Filter this material down to the lines that hold "tổng", copying each one.

-------

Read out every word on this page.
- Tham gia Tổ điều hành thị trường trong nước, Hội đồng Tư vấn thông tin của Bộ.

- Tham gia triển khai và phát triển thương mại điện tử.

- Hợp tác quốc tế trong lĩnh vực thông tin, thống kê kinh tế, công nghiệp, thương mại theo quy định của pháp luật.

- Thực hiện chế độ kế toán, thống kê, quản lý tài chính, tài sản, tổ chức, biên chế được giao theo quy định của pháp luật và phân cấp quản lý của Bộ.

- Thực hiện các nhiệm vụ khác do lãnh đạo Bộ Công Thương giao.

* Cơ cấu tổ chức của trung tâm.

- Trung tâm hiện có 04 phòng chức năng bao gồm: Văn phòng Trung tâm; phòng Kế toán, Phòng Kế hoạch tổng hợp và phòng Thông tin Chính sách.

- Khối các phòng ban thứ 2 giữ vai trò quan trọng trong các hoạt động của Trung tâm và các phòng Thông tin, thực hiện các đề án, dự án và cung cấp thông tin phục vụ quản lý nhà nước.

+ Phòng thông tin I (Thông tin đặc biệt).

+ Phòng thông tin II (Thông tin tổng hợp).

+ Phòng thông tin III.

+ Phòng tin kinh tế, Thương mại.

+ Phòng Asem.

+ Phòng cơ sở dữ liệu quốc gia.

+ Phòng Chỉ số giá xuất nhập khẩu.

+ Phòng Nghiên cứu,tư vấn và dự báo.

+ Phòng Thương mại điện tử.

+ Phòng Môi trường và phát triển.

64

-------

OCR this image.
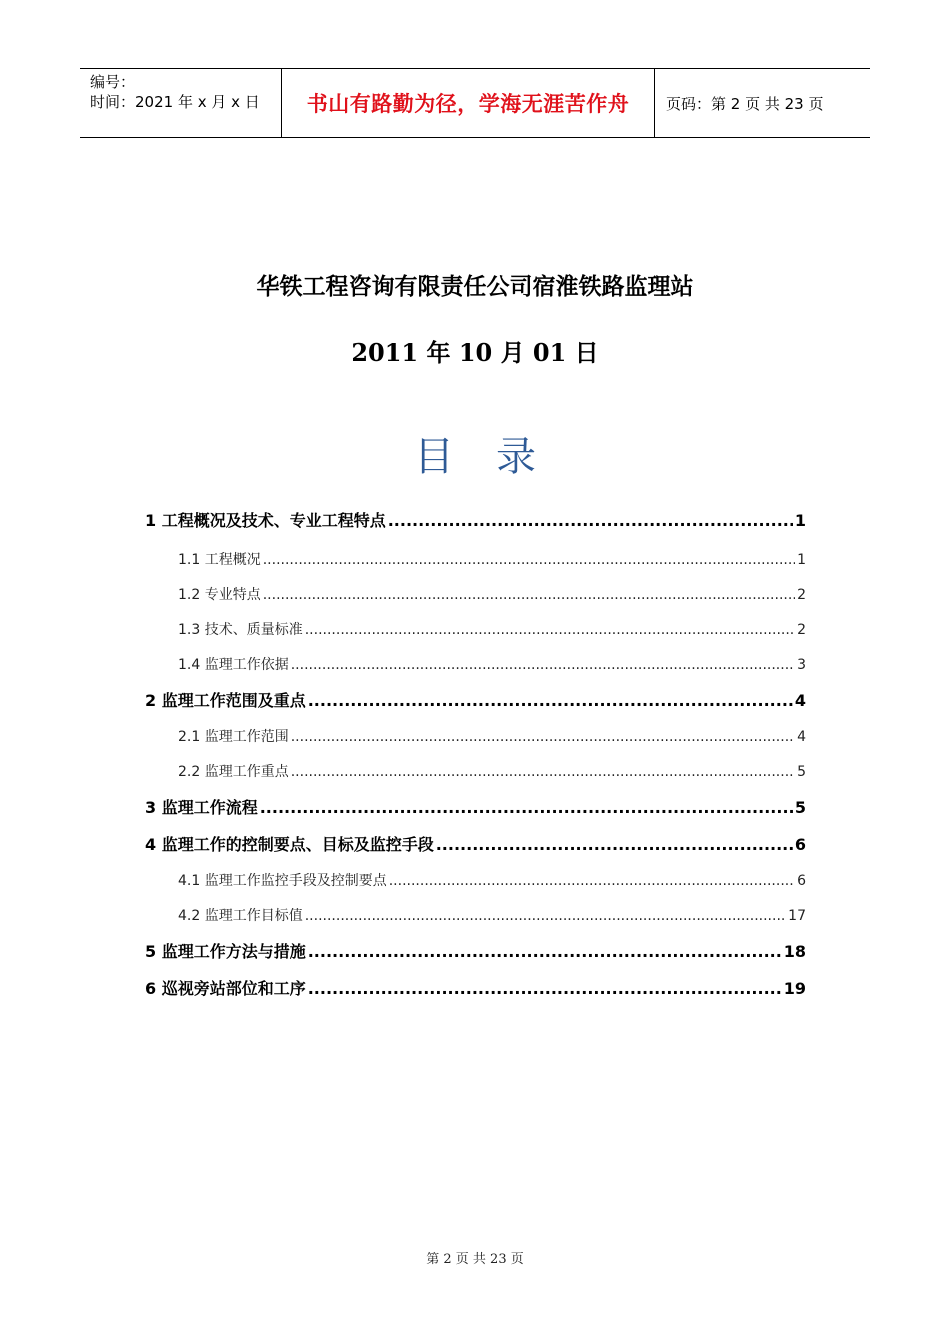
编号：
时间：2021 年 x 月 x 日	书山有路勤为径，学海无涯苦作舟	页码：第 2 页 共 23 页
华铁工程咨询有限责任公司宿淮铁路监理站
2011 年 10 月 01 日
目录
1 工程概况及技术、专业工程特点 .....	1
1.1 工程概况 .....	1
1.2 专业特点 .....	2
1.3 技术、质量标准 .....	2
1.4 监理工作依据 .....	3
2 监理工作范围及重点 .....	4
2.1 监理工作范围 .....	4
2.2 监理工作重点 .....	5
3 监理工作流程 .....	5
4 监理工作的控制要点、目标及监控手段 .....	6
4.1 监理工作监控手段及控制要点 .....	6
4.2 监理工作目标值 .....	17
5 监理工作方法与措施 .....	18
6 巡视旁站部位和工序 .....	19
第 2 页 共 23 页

-------

▶ _Response_
- Trung tâm hiện có 04 phòng chức năng bao gồm: Văn phòng Trung tâm; phòng Kế toán, Phòng Kế hoạch tổng hợp và phòng Thông tin Chính sách.
+ Phòng thông tin II (Thông tin tổng hợp).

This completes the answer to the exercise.